WHAT YOU NEED TO DO:
Retype, without alteration, each line from the line containing "OCR this image." to the final line of the records.

○ ○ ○ ○

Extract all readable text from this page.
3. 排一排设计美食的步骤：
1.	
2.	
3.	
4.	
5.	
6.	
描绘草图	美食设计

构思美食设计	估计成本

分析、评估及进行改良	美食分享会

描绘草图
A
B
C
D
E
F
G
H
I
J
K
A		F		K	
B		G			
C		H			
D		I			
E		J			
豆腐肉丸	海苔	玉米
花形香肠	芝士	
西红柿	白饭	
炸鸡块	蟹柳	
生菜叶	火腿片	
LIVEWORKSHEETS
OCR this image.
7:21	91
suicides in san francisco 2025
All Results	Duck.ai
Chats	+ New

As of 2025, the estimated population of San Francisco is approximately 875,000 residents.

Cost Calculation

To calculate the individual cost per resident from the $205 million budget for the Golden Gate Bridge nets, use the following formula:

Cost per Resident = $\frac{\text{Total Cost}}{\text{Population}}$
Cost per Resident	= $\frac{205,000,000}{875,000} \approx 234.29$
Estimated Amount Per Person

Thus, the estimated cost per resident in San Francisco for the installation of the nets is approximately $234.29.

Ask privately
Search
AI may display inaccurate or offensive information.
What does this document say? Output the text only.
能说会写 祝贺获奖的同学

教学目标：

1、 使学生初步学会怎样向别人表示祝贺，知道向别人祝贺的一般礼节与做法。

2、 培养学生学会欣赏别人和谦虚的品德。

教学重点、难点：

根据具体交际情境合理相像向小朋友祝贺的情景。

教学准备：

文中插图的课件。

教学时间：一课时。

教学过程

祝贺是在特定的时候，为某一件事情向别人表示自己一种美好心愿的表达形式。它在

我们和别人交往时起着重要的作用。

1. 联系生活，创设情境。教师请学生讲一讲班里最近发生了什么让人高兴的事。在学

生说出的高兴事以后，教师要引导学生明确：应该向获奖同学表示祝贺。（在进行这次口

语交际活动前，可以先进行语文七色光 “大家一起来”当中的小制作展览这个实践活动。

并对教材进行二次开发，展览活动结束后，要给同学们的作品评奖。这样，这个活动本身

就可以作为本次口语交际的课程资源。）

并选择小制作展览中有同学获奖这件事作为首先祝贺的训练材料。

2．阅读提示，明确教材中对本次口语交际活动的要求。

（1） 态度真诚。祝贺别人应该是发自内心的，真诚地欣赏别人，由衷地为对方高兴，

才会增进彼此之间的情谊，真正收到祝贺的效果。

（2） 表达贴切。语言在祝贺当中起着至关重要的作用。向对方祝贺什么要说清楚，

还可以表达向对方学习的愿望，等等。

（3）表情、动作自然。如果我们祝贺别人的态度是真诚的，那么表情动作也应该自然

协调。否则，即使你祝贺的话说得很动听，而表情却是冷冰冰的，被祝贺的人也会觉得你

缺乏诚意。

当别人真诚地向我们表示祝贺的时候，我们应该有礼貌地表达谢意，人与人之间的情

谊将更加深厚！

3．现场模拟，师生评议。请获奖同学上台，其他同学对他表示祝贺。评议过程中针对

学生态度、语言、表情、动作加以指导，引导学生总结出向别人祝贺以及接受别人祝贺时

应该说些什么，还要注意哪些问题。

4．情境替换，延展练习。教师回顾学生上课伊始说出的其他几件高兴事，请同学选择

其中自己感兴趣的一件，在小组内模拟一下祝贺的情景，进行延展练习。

○ ○ ○ ○

WRITTEN ANSWER:
OCR this image.
7:21	91
suicides in san francisco 2025
All Results	Duck.ai
Chats	+ New

As of 2025, the estimated population of San Francisco is approximately 875,000 residents.

Cost Calculation

To calculate the individual cost per resident from the $205 million budget for the Golden Gate Bridge nets, use the following formula:

Cost per Resident = $\frac{\text{Total Cost}}{\text{Population}}$
Cost per Resident	= $\frac{205,000,000}{875,000} \approx 234.29$
Estimated Amount Per Person

Thus, the estimated cost per resident in San Francisco for the installation of the nets is approximately $234.29.

Ask privately
Search
AI may display inaccurate or offensive information.
What does this document say? Output the text only.
能说会写 祝贺获奖的同学

教学目标：

1、 使学生初步学会怎样向别人表示祝贺，知道向别人祝贺的一般礼节与做法。

2、 培养学生学会欣赏别人和谦虚的品德。

教学重点、难点：

根据具体交际情境合理相像向小朋友祝贺的情景。

教学准备：

文中插图的课件。

教学时间：一课时。

教学过程

祝贺是在特定的时候，为某一件事情向别人表示自己一种美好心愿的表达形式。它在

我们和别人交往时起着重要的作用。

1. 联系生活，创设情境。教师请学生讲一讲班里最近发生了什么让人高兴的事。在学

生说出的高兴事以后，教师要引导学生明确：应该向获奖同学表示祝贺。（在进行这次口

语交际活动前，可以先进行语文七色光 “大家一起来”当中的小制作展览这个实践活动。

并对教材进行二次开发，展览活动结束后，要给同学们的作品评奖。这样，这个活动本身

就可以作为本次口语交际的课程资源。）

并选择小制作展览中有同学获奖这件事作为首先祝贺的训练材料。

2．阅读提示，明确教材中对本次口语交际活动的要求。

（1） 态度真诚。祝贺别人应该是发自内心的，真诚地欣赏别人，由衷地为对方高兴，

才会增进彼此之间的情谊，真正收到祝贺的效果。

（2） 表达贴切。语言在祝贺当中起着至关重要的作用。向对方祝贺什么要说清楚，

还可以表达向对方学习的愿望，等等。

（3）表情、动作自然。如果我们祝贺别人的态度是真诚的，那么表情动作也应该自然

协调。否则，即使你祝贺的话说得很动听，而表情却是冷冰冰的，被祝贺的人也会觉得你

缺乏诚意。

当别人真诚地向我们表示祝贺的时候，我们应该有礼貌地表达谢意，人与人之间的情

谊将更加深厚！

3．现场模拟，师生评议。请获奖同学上台，其他同学对他表示祝贺。评议过程中针对

学生态度、语言、表情、动作加以指导，引导学生总结出向别人祝贺以及接受别人祝贺时

应该说些什么，还要注意哪些问题。

4．情境替换，延展练习。教师回顾学生上课伊始说出的其他几件高兴事，请同学选择

其中自己感兴趣的一件，在小组内模拟一下祝贺的情景，进行延展练习。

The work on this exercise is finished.